Please write out the material that follows, exactly as it stands.

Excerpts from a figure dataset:
* * * * *
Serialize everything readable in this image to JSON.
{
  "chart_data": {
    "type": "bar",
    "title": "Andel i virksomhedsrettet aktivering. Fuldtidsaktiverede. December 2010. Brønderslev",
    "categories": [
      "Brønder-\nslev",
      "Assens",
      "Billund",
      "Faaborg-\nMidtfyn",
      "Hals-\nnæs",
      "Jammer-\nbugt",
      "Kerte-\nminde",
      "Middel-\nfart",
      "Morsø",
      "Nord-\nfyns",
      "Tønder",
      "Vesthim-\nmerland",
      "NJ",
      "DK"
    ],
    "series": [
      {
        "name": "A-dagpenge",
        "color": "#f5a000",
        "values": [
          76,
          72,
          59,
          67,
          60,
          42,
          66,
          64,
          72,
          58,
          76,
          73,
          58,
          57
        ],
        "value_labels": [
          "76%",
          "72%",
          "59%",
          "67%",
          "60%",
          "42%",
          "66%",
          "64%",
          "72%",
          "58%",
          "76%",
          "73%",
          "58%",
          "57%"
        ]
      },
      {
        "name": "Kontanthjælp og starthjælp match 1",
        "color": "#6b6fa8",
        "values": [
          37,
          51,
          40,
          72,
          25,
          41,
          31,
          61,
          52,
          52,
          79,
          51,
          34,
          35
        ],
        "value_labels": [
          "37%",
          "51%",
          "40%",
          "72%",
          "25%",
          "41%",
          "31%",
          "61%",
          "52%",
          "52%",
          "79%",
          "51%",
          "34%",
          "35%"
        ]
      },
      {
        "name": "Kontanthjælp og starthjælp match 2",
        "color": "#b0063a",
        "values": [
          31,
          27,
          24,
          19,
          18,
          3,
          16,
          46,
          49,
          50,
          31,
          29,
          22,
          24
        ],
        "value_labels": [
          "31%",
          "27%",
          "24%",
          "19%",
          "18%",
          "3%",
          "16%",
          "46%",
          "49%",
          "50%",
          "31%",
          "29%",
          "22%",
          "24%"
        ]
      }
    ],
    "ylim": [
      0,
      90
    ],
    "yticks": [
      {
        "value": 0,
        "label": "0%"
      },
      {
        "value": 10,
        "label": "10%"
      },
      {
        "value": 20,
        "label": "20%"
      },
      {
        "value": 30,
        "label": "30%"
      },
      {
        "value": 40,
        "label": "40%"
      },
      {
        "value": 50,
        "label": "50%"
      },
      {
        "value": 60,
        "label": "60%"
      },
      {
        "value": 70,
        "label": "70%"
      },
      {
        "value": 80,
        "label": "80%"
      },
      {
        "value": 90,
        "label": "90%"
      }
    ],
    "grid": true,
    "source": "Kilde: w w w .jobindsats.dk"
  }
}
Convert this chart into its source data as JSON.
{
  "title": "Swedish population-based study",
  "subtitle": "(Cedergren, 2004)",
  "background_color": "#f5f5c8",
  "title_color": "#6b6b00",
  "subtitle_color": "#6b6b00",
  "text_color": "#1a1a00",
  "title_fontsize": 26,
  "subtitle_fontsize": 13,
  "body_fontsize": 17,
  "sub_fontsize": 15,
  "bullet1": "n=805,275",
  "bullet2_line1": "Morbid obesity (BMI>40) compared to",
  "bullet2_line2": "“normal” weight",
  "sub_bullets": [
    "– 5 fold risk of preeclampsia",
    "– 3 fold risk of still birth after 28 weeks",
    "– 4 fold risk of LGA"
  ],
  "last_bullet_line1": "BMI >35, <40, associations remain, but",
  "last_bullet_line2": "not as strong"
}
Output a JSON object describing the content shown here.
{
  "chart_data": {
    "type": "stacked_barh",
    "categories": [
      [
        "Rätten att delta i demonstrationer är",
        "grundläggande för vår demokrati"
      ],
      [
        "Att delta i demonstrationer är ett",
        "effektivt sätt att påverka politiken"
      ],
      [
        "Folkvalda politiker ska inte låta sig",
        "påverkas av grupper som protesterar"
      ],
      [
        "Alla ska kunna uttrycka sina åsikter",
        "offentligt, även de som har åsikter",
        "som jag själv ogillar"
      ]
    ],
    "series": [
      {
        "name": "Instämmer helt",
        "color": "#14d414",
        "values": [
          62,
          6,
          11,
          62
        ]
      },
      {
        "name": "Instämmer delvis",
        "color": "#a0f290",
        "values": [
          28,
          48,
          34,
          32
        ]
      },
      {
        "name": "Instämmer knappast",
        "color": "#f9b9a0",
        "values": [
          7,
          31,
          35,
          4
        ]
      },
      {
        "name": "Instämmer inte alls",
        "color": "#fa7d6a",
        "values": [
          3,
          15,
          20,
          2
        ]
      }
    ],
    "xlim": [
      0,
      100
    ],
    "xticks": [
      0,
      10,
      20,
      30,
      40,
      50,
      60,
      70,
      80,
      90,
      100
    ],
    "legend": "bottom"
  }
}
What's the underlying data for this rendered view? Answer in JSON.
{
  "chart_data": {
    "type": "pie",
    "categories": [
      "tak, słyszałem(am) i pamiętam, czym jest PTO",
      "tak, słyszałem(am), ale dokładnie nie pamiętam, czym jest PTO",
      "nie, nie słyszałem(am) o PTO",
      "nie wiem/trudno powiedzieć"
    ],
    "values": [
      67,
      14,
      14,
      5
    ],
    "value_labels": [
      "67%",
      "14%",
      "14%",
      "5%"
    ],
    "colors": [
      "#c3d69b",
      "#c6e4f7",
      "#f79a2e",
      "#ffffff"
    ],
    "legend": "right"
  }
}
* * * * *
● **The output**
Serialize everything readable in this image to JSON.
{
  "chart_data": {
    "type": "bar",
    "title": "Andel i virksomhedsrettet aktivering. Fuldtidsaktiverede. December 2010. Brønderslev",
    "categories": [
      "Brønder-\nslev",
      "Assens",
      "Billund",
      "Faaborg-\nMidtfyn",
      "Hals-\nnæs",
      "Jammer-\nbugt",
      "Kerte-\nminde",
      "Middel-\nfart",
      "Morsø",
      "Nord-\nfyns",
      "Tønder",
      "Vesthim-\nmerland",
      "NJ",
      "DK"
    ],
    "series": [
      {
        "name": "A-dagpenge",
        "color": "#f5a000",
        "values": [
          76,
          72,
          59,
          67,
          60,
          42,
          66,
          64,
          72,
          58,
          76,
          73,
          58,
          57
        ],
        "value_labels": [
          "76%",
          "72%",
          "59%",
          "67%",
          "60%",
          "42%",
          "66%",
          "64%",
          "72%",
          "58%",
          "76%",
          "73%",
          "58%",
          "57%"
        ]
      },
      {
        "name": "Kontanthjælp og starthjælp match 1",
        "color": "#6b6fa8",
        "values": [
          37,
          51,
          40,
          72,
          25,
          41,
          31,
          61,
          52,
          52,
          79,
          51,
          34,
          35
        ],
        "value_labels": [
          "37%",
          "51%",
          "40%",
          "72%",
          "25%",
          "41%",
          "31%",
          "61%",
          "52%",
          "52%",
          "79%",
          "51%",
          "34%",
          "35%"
        ]
      },
      {
        "name": "Kontanthjælp og starthjælp match 2",
        "color": "#b0063a",
        "values": [
          31,
          27,
          24,
          19,
          18,
          3,
          16,
          46,
          49,
          50,
          31,
          29,
          22,
          24
        ],
        "value_labels": [
          "31%",
          "27%",
          "24%",
          "19%",
          "18%",
          "3%",
          "16%",
          "46%",
          "49%",
          "50%",
          "31%",
          "29%",
          "22%",
          "24%"
        ]
      }
    ],
    "ylim": [
      0,
      90
    ],
    "yticks": [
      {
        "value": 0,
        "label": "0%"
      },
      {
        "value": 10,
        "label": "10%"
      },
      {
        "value": 20,
        "label": "20%"
      },
      {
        "value": 30,
        "label": "30%"
      },
      {
        "value": 40,
        "label": "40%"
      },
      {
        "value": 50,
        "label": "50%"
      },
      {
        "value": 60,
        "label": "60%"
      },
      {
        "value": 70,
        "label": "70%"
      },
      {
        "value": 80,
        "label": "80%"
      },
      {
        "value": 90,
        "label": "90%"
      }
    ],
    "grid": true,
    "source": "Kilde: w w w .jobindsats.dk"
  }
}
Convert this chart into its source data as JSON.
{
  "title": "Swedish population-based study",
  "subtitle": "(Cedergren, 2004)",
  "background_color": "#f5f5c8",
  "title_color": "#6b6b00",
  "subtitle_color": "#6b6b00",
  "text_color": "#1a1a00",
  "title_fontsize": 26,
  "subtitle_fontsize": 13,
  "body_fontsize": 17,
  "sub_fontsize": 15,
  "bullet1": "n=805,275",
  "bullet2_line1": "Morbid obesity (BMI>40) compared to",
  "bullet2_line2": "“normal” weight",
  "sub_bullets": [
    "– 5 fold risk of preeclampsia",
    "– 3 fold risk of still birth after 28 weeks",
    "– 4 fold risk of LGA"
  ],
  "last_bullet_line1": "BMI >35, <40, associations remain, but",
  "last_bullet_line2": "not as strong"
}
Output a JSON object describing the content shown here.
{
  "chart_data": {
    "type": "stacked_barh",
    "categories": [
      [
        "Rätten att delta i demonstrationer är",
        "grundläggande för vår demokrati"
      ],
      [
        "Att delta i demonstrationer är ett",
        "effektivt sätt att påverka politiken"
      ],
      [
        "Folkvalda politiker ska inte låta sig",
        "påverkas av grupper som protesterar"
      ],
      [
        "Alla ska kunna uttrycka sina åsikter",
        "offentligt, även de som har åsikter",
        "som jag själv ogillar"
      ]
    ],
    "series": [
      {
        "name": "Instämmer helt",
        "color": "#14d414",
        "values": [
          62,
          6,
          11,
          62
        ]
      },
      {
        "name": "Instämmer delvis",
        "color": "#a0f290",
        "values": [
          28,
          48,
          34,
          32
        ]
      },
      {
        "name": "Instämmer knappast",
        "color": "#f9b9a0",
        "values": [
          7,
          31,
          35,
          4
        ]
      },
      {
        "name": "Instämmer inte alls",
        "color": "#fa7d6a",
        "values": [
          3,
          15,
          20,
          2
        ]
      }
    ],
    "xlim": [
      0,
      100
    ],
    "xticks": [
      0,
      10,
      20,
      30,
      40,
      50,
      60,
      70,
      80,
      90,
      100
    ],
    "legend": "bottom"
  }
}
What's the underlying data for this rendered view? Answer in JSON.
{
  "chart_data": {
    "type": "pie",
    "categories": [
      "tak, słyszałem(am) i pamiętam, czym jest PTO",
      "tak, słyszałem(am), ale dokładnie nie pamiętam, czym jest PTO",
      "nie, nie słyszałem(am) o PTO",
      "nie wiem/trudno powiedzieć"
    ],
    "values": [
      67,
      14,
      14,
      5
    ],
    "value_labels": [
      "67%",
      "14%",
      "14%",
      "5%"
    ],
    "colors": [
      "#c3d69b",
      "#c6e4f7",
      "#f79a2e",
      "#ffffff"
    ],
    "legend": "right"
  }
}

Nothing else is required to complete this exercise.